**Information given**
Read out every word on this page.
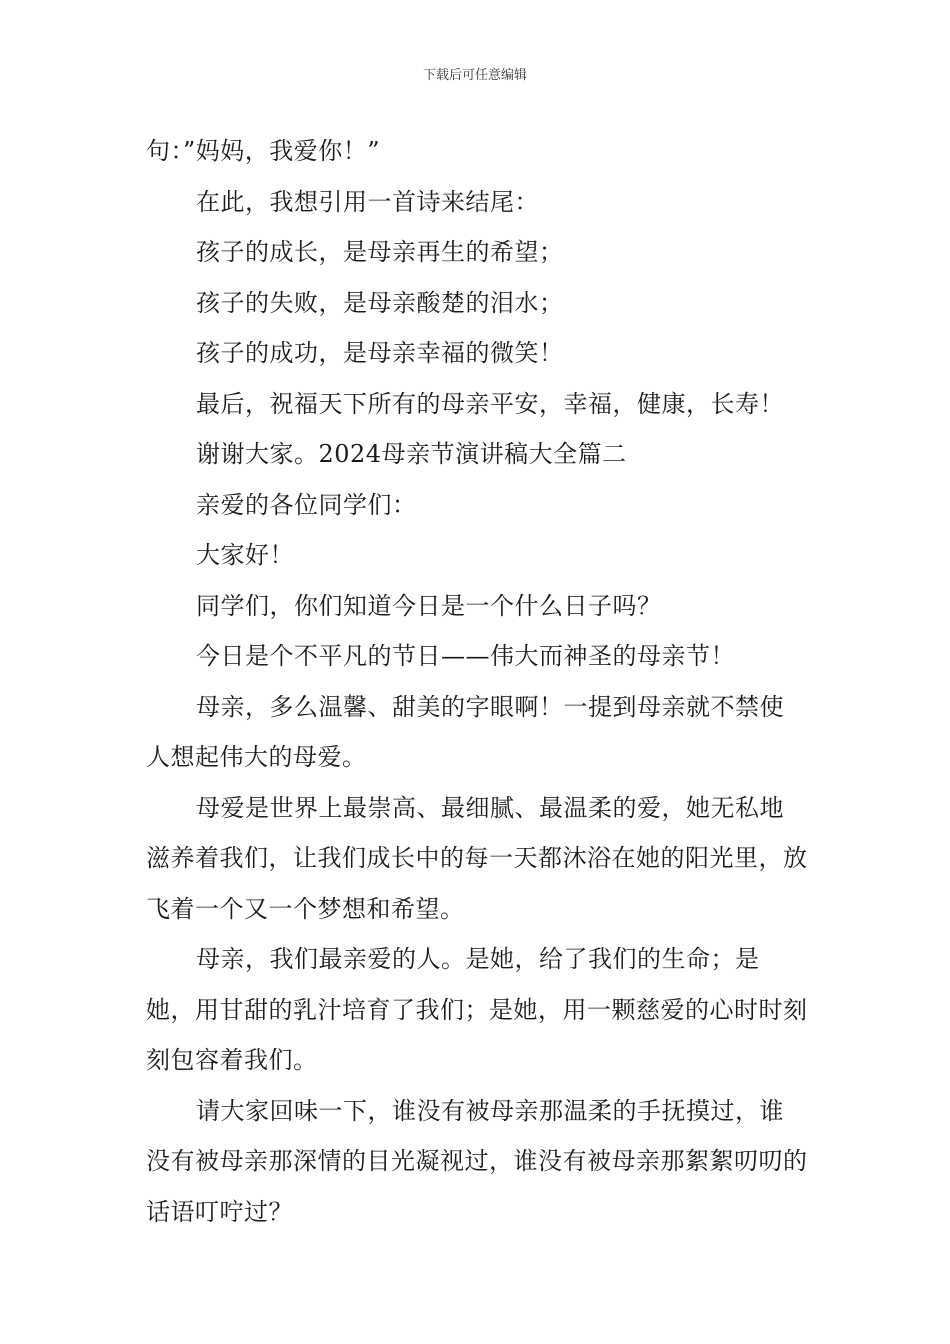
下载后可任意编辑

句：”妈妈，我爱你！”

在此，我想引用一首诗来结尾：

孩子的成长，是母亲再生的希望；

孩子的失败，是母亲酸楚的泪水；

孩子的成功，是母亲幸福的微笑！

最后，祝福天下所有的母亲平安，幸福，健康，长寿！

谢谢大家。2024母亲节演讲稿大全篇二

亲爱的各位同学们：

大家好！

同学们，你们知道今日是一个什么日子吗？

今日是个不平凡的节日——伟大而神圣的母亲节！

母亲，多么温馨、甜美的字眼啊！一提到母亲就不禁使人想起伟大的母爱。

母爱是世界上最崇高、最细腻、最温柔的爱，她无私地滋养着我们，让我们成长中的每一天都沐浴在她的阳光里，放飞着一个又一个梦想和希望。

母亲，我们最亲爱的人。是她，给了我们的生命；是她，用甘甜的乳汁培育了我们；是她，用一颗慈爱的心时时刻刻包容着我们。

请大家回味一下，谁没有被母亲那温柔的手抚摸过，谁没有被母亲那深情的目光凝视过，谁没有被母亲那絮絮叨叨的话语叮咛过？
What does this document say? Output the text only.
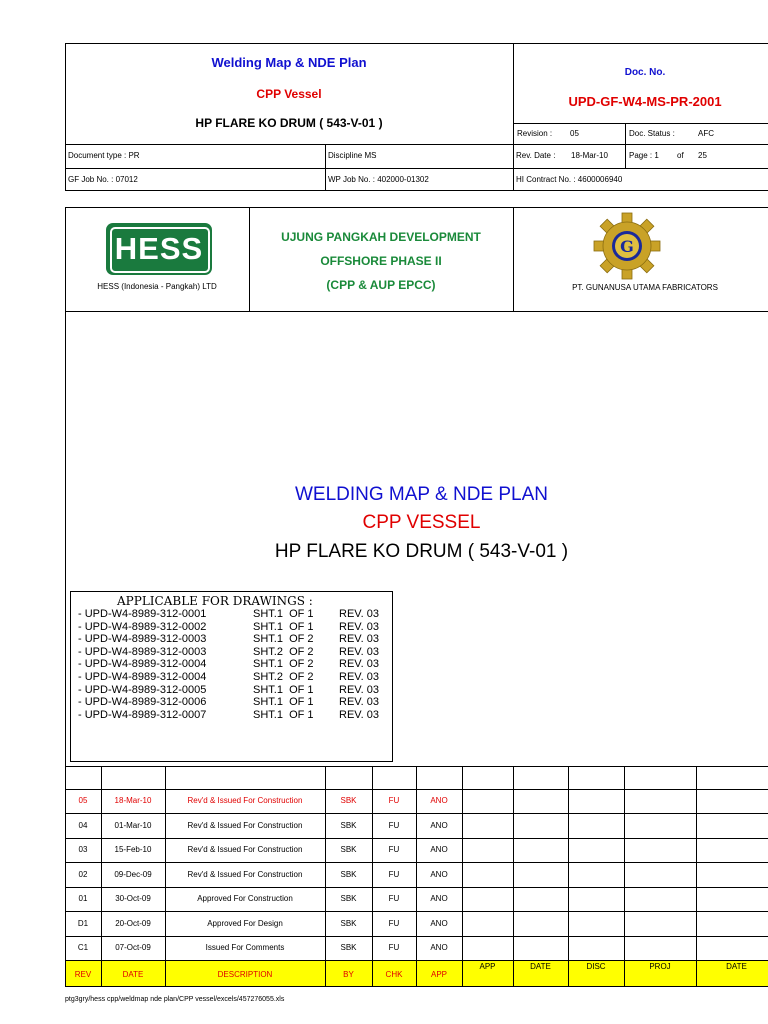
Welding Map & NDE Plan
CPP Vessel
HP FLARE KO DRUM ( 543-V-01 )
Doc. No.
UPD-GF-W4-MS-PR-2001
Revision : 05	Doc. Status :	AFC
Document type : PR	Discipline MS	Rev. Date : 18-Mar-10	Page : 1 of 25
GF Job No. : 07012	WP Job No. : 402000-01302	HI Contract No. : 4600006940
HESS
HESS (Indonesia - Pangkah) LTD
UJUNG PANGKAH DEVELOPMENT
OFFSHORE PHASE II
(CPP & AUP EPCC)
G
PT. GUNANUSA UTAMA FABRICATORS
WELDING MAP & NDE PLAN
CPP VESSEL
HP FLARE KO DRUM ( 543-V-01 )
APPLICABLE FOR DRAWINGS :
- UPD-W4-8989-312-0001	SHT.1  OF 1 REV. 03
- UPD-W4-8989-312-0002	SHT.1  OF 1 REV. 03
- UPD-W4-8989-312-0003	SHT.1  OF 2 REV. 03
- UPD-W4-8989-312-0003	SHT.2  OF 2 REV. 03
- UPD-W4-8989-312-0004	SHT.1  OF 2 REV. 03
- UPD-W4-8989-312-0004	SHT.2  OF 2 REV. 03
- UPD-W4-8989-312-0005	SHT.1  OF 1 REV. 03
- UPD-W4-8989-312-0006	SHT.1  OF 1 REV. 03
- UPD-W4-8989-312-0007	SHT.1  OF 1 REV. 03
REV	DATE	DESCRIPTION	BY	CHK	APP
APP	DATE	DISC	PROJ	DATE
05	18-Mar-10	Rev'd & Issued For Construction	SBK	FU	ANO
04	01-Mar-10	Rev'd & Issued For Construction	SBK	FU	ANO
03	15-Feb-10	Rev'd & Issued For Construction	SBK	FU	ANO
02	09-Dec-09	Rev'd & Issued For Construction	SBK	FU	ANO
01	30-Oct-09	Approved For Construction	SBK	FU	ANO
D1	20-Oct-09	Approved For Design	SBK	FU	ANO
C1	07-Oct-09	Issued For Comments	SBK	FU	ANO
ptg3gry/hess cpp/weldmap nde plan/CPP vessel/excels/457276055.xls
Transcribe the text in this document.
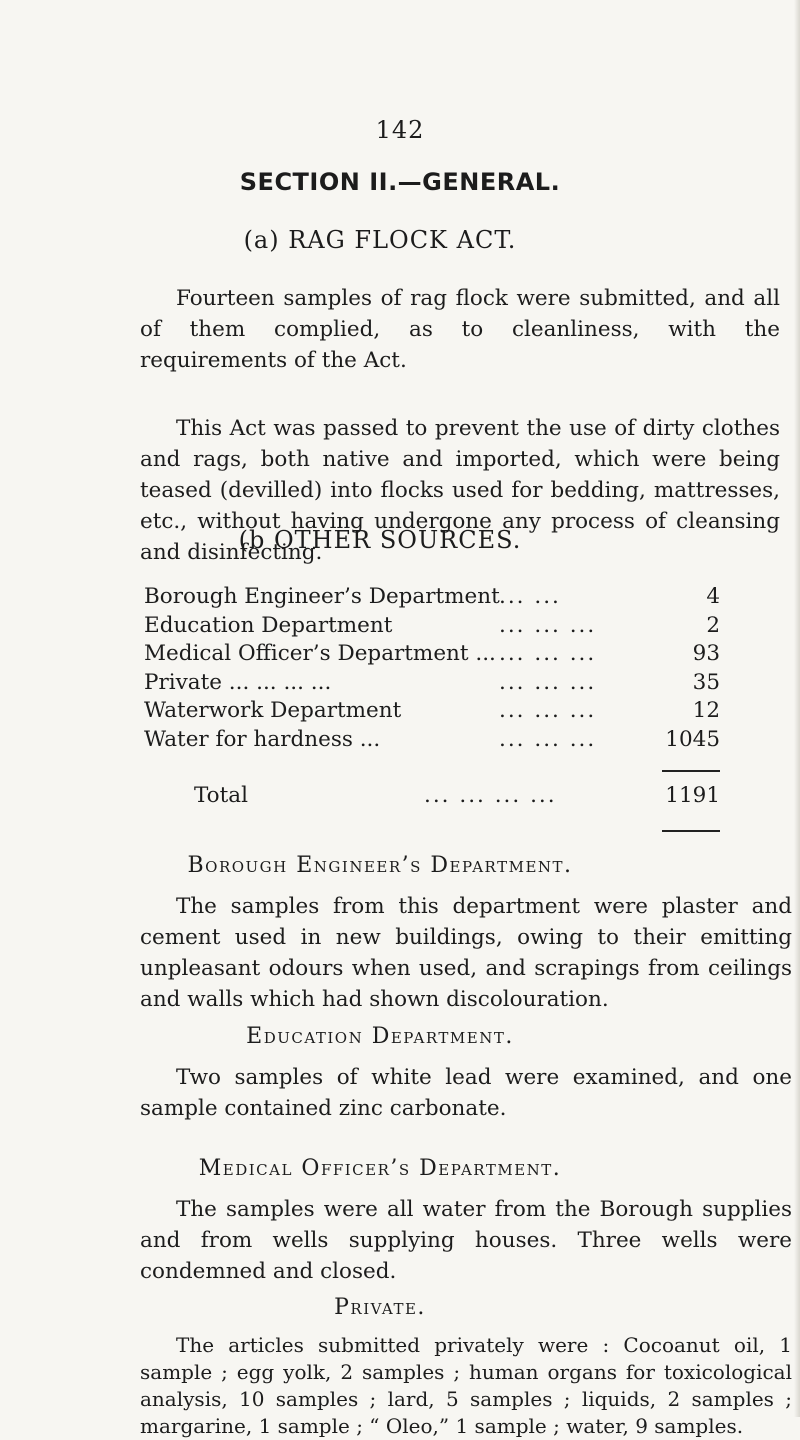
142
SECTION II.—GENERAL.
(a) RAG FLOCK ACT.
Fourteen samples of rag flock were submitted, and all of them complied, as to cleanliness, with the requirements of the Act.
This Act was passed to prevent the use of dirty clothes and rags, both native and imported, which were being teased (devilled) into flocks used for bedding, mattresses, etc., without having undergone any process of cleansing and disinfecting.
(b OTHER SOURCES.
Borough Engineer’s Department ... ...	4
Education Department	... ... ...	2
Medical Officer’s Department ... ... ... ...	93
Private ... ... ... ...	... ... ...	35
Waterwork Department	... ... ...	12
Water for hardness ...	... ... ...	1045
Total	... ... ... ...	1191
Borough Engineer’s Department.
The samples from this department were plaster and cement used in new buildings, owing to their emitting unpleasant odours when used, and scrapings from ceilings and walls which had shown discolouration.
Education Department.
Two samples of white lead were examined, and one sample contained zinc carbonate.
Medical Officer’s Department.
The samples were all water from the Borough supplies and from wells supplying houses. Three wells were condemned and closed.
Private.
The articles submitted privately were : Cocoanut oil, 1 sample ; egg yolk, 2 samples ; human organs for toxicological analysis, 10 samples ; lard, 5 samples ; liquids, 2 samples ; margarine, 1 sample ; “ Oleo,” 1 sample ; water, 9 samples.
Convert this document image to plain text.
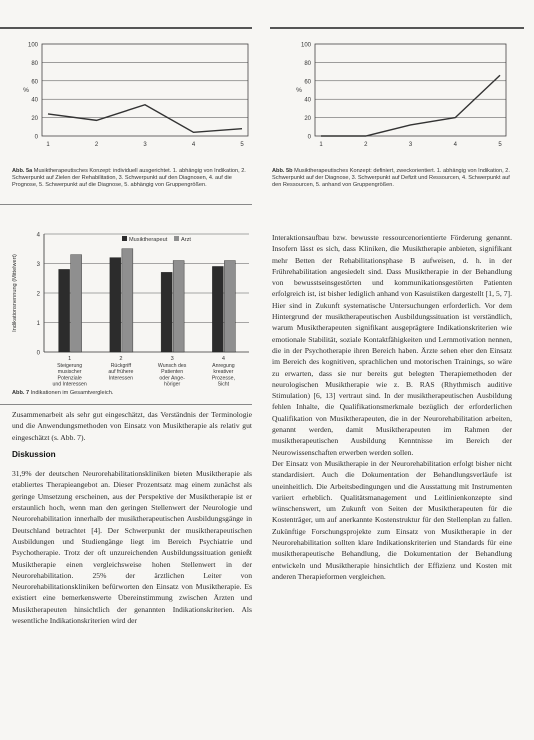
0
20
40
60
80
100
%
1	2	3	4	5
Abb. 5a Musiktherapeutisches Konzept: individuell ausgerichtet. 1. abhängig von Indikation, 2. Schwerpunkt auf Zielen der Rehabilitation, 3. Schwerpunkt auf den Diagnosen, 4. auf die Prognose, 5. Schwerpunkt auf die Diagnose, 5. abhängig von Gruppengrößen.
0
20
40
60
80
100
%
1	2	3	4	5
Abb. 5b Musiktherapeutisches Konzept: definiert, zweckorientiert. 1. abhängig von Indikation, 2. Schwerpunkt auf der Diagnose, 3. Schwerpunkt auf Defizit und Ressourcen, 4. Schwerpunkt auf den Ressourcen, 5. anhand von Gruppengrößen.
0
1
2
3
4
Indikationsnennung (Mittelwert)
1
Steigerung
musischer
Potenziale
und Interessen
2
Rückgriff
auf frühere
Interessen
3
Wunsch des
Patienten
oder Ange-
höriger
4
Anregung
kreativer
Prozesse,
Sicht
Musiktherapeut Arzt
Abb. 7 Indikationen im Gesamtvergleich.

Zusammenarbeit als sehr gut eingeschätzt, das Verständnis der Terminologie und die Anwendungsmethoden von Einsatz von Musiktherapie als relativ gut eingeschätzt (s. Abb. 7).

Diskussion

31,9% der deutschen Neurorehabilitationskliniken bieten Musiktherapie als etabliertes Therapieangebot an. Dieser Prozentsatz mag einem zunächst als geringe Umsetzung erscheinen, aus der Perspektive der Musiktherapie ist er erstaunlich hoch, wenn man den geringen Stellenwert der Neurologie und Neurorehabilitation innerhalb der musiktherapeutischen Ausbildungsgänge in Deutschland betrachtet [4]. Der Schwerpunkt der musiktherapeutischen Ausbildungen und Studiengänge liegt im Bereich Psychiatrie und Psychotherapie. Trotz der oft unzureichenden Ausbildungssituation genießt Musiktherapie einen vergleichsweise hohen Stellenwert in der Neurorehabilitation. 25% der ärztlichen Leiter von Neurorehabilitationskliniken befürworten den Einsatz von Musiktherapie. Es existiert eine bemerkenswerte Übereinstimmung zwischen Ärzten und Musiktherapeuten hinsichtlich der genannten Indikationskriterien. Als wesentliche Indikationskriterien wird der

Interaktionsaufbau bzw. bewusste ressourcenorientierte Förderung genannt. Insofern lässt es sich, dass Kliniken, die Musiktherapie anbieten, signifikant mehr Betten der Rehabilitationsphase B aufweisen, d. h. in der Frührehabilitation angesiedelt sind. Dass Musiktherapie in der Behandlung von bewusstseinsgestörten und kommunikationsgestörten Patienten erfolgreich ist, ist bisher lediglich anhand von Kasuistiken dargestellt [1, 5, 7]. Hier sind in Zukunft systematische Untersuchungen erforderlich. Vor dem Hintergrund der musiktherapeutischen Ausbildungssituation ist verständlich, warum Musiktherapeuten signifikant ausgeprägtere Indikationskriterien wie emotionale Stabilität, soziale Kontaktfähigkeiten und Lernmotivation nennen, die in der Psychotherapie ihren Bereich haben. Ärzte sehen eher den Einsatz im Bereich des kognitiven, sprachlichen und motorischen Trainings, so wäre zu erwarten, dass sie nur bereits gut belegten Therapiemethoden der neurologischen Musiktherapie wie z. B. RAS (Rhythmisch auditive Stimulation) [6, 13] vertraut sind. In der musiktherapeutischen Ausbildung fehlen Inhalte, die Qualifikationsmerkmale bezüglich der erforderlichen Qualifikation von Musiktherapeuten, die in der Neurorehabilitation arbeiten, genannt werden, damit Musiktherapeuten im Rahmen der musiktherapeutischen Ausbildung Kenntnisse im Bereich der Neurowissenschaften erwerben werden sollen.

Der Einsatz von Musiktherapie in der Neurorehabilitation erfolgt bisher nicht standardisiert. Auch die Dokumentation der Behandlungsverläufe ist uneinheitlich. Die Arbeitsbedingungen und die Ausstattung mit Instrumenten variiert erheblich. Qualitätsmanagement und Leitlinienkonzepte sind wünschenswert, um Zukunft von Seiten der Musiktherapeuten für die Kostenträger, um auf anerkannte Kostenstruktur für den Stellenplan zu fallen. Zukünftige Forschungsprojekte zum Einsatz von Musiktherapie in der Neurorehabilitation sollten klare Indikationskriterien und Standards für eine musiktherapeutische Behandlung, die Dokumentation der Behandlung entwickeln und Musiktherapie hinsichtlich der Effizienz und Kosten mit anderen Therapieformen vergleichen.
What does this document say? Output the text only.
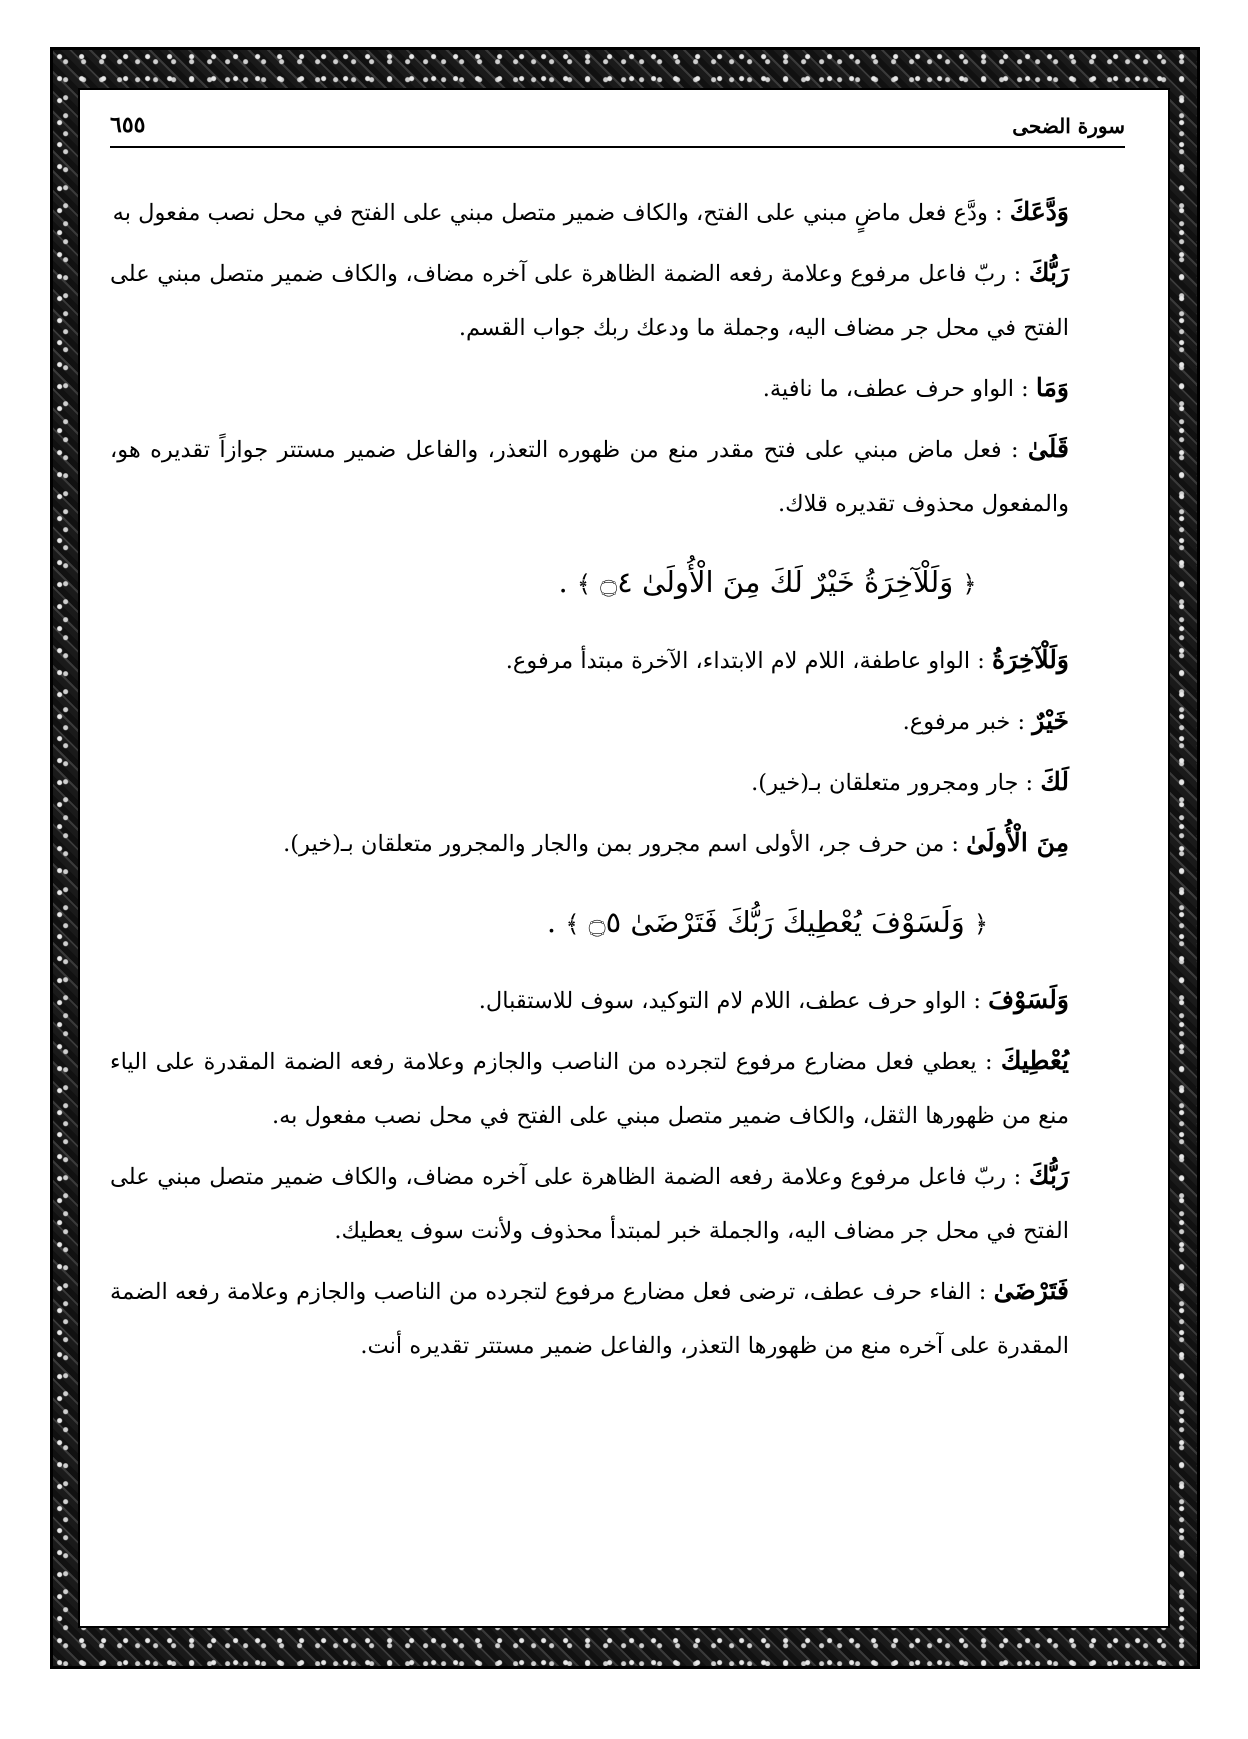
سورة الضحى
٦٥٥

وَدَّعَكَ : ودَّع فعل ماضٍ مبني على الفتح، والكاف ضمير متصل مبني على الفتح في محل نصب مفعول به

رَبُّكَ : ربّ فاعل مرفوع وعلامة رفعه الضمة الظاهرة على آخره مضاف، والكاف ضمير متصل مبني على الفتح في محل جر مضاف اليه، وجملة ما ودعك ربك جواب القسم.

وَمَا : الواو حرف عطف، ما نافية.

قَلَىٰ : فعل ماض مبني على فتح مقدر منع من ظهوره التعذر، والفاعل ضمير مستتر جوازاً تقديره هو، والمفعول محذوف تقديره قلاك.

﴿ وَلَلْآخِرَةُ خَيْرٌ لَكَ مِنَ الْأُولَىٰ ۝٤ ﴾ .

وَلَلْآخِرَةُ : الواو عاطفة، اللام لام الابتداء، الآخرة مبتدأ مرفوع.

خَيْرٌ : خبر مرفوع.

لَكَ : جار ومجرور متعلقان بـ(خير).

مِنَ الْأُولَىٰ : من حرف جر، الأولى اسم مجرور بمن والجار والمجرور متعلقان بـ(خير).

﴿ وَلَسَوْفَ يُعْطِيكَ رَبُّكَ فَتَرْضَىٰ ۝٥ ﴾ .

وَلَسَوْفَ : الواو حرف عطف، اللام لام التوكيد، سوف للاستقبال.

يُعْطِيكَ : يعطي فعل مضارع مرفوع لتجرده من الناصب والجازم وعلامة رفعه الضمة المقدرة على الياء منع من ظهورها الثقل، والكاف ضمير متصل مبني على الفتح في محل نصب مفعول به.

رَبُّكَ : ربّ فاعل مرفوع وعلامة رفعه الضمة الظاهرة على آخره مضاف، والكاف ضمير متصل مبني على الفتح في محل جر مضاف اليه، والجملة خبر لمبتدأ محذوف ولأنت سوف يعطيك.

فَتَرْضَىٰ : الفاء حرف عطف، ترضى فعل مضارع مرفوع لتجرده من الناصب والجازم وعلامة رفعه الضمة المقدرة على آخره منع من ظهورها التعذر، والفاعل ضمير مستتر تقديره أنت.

**Objective**
Locate the word "Construction" in the records and collect each line it appears in.

**Expected answer**
05	18-Mar-10	Rev'd & Issued For Construction	SBK	FU	ANO
04	01-Mar-10	Rev'd & Issued For Construction	SBK	FU	ANO
03	15-Feb-10	Rev'd & Issued For Construction	SBK	FU	ANO
02	09-Dec-09	Rev'd & Issued For Construction	SBK	FU	ANO
01	30-Oct-09	Approved For Construction	SBK	FU	ANO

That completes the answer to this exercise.